• What you have to do: Lift out each line of the data that holds "сока".

• Given entries:
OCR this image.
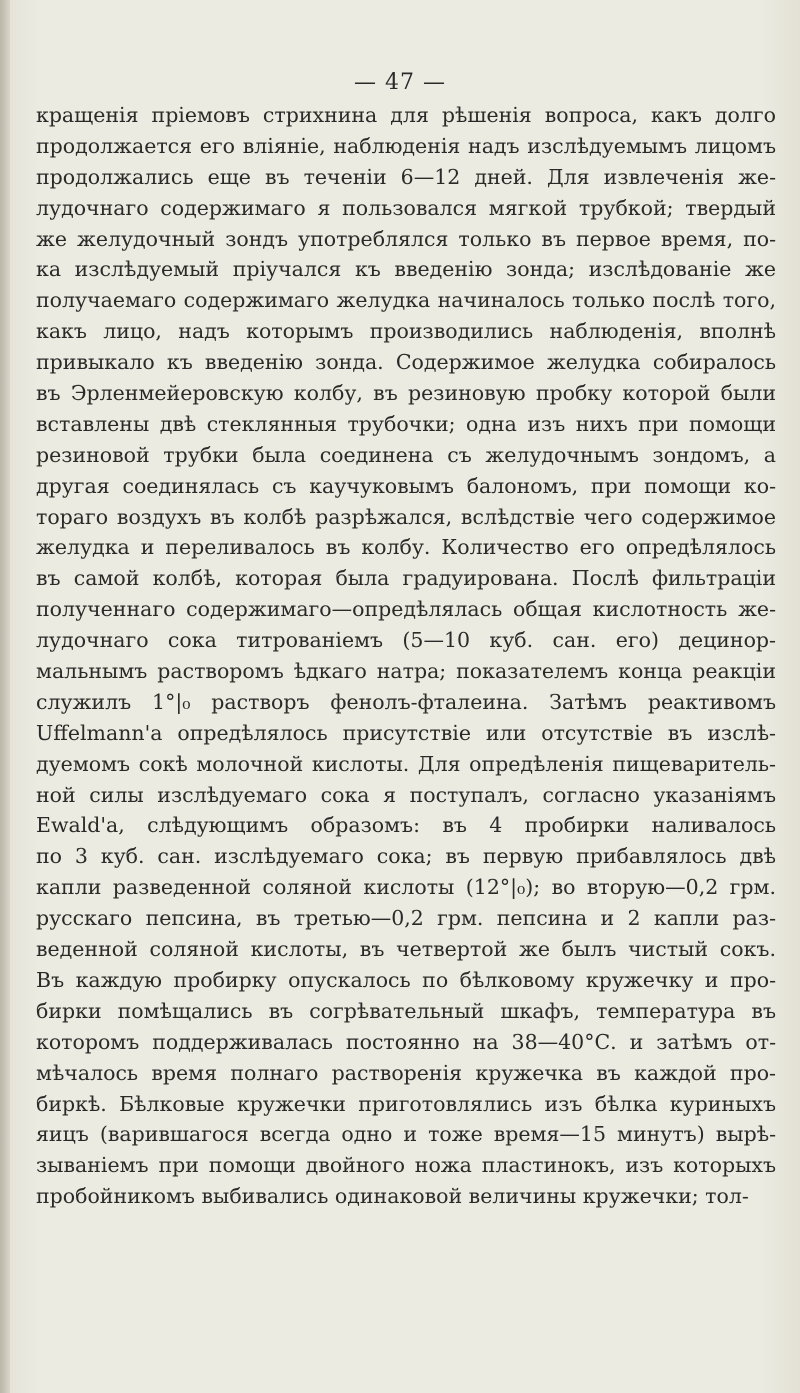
— 47 —
кращенія пріемовъ стрихнина для рѣшенія вопроса, какъ долго
продолжается его вліяніе, наблюденія надъ изслѣдуемымъ лицомъ
продолжались еще въ теченіи 6—12 дней. Для извлеченія же-
лудочнаго содержимаго я пользовался мягкой трубкой; твердый
же желудочный зондъ употреблялся только въ первое время, по-
ка изслѣдуемый пріучался къ введенію зонда; изслѣдованіе же
получаемаго содержимаго желудка начиналось только послѣ того,
какъ лицо, надъ которымъ производились наблюденія, вполнѣ
привыкало къ введенію зонда. Содержимое желудка собиралось
въ Эрленмейеровскую колбу, въ резиновую пробку которой были
вставлены двѣ стеклянныя трубочки; одна изъ нихъ при помощи
резиновой трубки была соединена съ желудочнымъ зондомъ, а
другая соединялась съ каучуковымъ балономъ, при помощи ко-
тораго воздухъ въ колбѣ разрѣжался, вслѣдствіе чего содержимое
желудка и переливалось въ колбу. Количество его опредѣлялось
въ самой колбѣ, которая была градуирована. Послѣ фильтраціи
полученнаго содержимаго—опредѣлялась общая кислотность же-
лудочнаго сока титрованіемъ (5—10 куб. сан. его) децинор-
мальнымъ растворомъ ѣдкаго натра; показателемъ конца реакціи
служилъ 1°|₀ растворъ фенолъ-фталеина. Затѣмъ реактивомъ
Uffelmann'а опредѣлялось присутствіе или отсутствіе въ изслѣ-
дуемомъ сокѣ молочной кислоты. Для опредѣленія пищеваритель-
ной силы изслѣдуемаго сока я поступалъ, согласно указаніямъ
Ewald'а, слѣдующимъ образомъ: въ 4 пробирки наливалось
по 3 куб. сан. изслѣдуемаго сока; въ первую прибавлялось двѣ
капли разведенной соляной кислоты (12°|₀); во вторую—0,2 грм.
русскаго пепсина, въ третью—0,2 грм. пепсина и 2 капли раз-
веденной соляной кислоты, въ четвертой же былъ чистый сокъ.
Въ каждую пробирку опускалось по бѣлковому кружечку и про-
бирки помѣщались въ согрѣвательный шкафъ, температура въ
которомъ поддерживалась постоянно на 38—40°С. и затѣмъ от-
мѣчалось время полнаго растворенія кружечка въ каждой про-
биркѣ. Бѣлковые кружечки приготовлялись изъ бѣлка куриныхъ
яицъ (варившагося всегда одно и тоже время—15 минутъ) вырѣ-
зываніемъ при помощи двойного ножа пластинокъ, изъ которыхъ
пробойникомъ выбивались одинаковой величины кружечки; тол-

• Correct answer:
лудочнаго сока титрованіемъ (5—10 куб. сан. его) децинор-
ной силы изслѣдуемаго сока я поступалъ, согласно указаніямъ
по 3 куб. сан. изслѣдуемаго сока; въ первую прибавлялось двѣ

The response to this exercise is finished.